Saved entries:
┄┄┄┄┄┄┄┄┄┄┄┄┄┄┄┄┄┄┄┄

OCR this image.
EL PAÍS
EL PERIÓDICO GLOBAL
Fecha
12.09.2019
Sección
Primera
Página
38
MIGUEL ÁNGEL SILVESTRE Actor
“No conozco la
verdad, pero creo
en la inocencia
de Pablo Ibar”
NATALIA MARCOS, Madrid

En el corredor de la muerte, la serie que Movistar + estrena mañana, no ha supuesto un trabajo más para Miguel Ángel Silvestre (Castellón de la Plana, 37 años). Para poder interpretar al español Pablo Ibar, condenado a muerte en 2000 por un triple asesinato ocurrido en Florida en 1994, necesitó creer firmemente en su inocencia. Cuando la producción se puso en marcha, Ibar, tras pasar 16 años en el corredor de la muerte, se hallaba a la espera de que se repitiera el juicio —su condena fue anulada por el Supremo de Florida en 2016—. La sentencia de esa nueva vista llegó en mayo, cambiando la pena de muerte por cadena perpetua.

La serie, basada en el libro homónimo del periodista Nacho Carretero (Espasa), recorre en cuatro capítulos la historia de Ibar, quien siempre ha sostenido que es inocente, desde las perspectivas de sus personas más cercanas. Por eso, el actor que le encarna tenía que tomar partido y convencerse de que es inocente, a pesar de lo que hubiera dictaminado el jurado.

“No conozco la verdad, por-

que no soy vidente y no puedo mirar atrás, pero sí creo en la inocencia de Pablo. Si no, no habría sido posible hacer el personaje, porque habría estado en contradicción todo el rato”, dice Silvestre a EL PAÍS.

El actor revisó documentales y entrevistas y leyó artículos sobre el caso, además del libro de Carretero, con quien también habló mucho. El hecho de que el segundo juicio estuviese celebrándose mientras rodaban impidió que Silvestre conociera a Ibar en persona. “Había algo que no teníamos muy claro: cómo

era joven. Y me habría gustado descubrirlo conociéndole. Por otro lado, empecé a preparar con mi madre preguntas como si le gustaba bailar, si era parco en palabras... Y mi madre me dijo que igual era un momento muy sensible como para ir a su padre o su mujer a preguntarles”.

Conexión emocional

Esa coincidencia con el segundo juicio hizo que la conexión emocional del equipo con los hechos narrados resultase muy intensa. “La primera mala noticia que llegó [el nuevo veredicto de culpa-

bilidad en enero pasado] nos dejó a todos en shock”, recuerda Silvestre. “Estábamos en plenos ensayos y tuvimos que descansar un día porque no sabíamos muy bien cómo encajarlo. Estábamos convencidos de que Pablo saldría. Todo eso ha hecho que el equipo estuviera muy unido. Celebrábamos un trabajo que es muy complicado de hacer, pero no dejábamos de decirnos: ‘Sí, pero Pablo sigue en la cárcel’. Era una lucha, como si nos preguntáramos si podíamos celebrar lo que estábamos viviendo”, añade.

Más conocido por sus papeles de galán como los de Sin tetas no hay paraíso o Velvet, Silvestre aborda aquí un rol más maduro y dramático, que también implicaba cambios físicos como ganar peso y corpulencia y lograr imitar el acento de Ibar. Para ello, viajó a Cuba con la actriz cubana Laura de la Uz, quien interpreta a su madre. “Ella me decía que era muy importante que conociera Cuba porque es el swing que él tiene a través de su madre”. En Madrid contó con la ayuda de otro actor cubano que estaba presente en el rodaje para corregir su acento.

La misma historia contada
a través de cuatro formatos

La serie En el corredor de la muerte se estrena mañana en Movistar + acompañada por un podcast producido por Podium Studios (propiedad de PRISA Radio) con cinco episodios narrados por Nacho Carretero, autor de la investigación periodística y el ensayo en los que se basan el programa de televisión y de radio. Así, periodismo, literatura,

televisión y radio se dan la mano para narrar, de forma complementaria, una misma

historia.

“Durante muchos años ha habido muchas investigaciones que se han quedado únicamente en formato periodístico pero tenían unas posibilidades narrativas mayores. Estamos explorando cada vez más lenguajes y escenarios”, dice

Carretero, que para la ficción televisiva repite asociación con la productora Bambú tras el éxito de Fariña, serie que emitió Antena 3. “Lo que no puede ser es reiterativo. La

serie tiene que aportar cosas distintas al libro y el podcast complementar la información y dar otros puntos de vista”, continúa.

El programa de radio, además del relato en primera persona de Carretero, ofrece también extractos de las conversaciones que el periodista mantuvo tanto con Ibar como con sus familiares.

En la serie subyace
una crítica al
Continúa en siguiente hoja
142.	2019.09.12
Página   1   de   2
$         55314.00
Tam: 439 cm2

┄┄┄┄┄┄┄┄┄┄┄┄┄┄┄┄┄┄┄┄

Write down every line of the data exactly as it appears above.

**RESULT OF THE EXERCISE:**
OCR this image.
EL PAÍS
EL PERIÓDICO GLOBAL
Fecha
12.09.2019
Sección
Primera
Página
38
MIGUEL ÁNGEL SILVESTRE Actor
“No conozco la
verdad, pero creo
en la inocencia
de Pablo Ibar”
NATALIA MARCOS, Madrid

En el corredor de la muerte, la serie que Movistar + estrena mañana, no ha supuesto un trabajo más para Miguel Ángel Silvestre (Castellón de la Plana, 37 años). Para poder interpretar al español Pablo Ibar, condenado a muerte en 2000 por un triple asesinato ocurrido en Florida en 1994, necesitó creer firmemente en su inocencia. Cuando la producción se puso en marcha, Ibar, tras pasar 16 años en el corredor de la muerte, se hallaba a la espera de que se repitiera el juicio —su condena fue anulada por el Supremo de Florida en 2016—. La sentencia de esa nueva vista llegó en mayo, cambiando la pena de muerte por cadena perpetua.

La serie, basada en el libro homónimo del periodista Nacho Carretero (Espasa), recorre en cuatro capítulos la historia de Ibar, quien siempre ha sostenido que es inocente, desde las perspectivas de sus personas más cercanas. Por eso, el actor que le encarna tenía que tomar partido y convencerse de que es inocente, a pesar de lo que hubiera dictaminado el jurado.

“No conozco la verdad, por-

que no soy vidente y no puedo mirar atrás, pero sí creo en la inocencia de Pablo. Si no, no habría sido posible hacer el personaje, porque habría estado en contradicción todo el rato”, dice Silvestre a EL PAÍS.

El actor revisó documentales y entrevistas y leyó artículos sobre el caso, además del libro de Carretero, con quien también habló mucho. El hecho de que el segundo juicio estuviese celebrándose mientras rodaban impidió que Silvestre conociera a Ibar en persona. “Había algo que no teníamos muy claro: cómo

era joven. Y me habría gustado descubrirlo conociéndole. Por otro lado, empecé a preparar con mi madre preguntas como si le gustaba bailar, si era parco en palabras... Y mi madre me dijo que igual era un momento muy sensible como para ir a su padre o su mujer a preguntarles”.

Conexión emocional

Esa coincidencia con el segundo juicio hizo que la conexión emocional del equipo con los hechos narrados resultase muy intensa. “La primera mala noticia que llegó [el nuevo veredicto de culpa-

bilidad en enero pasado] nos dejó a todos en shock”, recuerda Silvestre. “Estábamos en plenos ensayos y tuvimos que descansar un día porque no sabíamos muy bien cómo encajarlo. Estábamos convencidos de que Pablo saldría. Todo eso ha hecho que el equipo estuviera muy unido. Celebrábamos un trabajo que es muy complicado de hacer, pero no dejábamos de decirnos: ‘Sí, pero Pablo sigue en la cárcel’. Era una lucha, como si nos preguntáramos si podíamos celebrar lo que estábamos viviendo”, añade.

Más conocido por sus papeles de galán como los de Sin tetas no hay paraíso o Velvet, Silvestre aborda aquí un rol más maduro y dramático, que también implicaba cambios físicos como ganar peso y corpulencia y lograr imitar el acento de Ibar. Para ello, viajó a Cuba con la actriz cubana Laura de la Uz, quien interpreta a su madre. “Ella me decía que era muy importante que conociera Cuba porque es el swing que él tiene a través de su madre”. En Madrid contó con la ayuda de otro actor cubano que estaba presente en el rodaje para corregir su acento.

La misma historia contada
a través de cuatro formatos

La serie En el corredor de la muerte se estrena mañana en Movistar + acompañada por un podcast producido por Podium Studios (propiedad de PRISA Radio) con cinco episodios narrados por Nacho Carretero, autor de la investigación periodística y el ensayo en los que se basan el programa de televisión y de radio. Así, periodismo, literatura,

televisión y radio se dan la mano para narrar, de forma complementaria, una misma

historia.

“Durante muchos años ha habido muchas investigaciones que se han quedado únicamente en formato periodístico pero tenían unas posibilidades narrativas mayores. Estamos explorando cada vez más lenguajes y escenarios”, dice

Carretero, que para la ficción televisiva repite asociación con la productora Bambú tras el éxito de Fariña, serie que emitió Antena 3. “Lo que no puede ser es reiterativo. La

serie tiene que aportar cosas distintas al libro y el podcast complementar la información y dar otros puntos de vista”, continúa.

El programa de radio, además del relato en primera persona de Carretero, ofrece también extractos de las conversaciones que el periodista mantuvo tanto con Ibar como con sus familiares.

En la serie subyace
una crítica al
Continúa en siguiente hoja
142.	2019.09.12
Página   1   de   2
$         55314.00
Tam: 439 cm2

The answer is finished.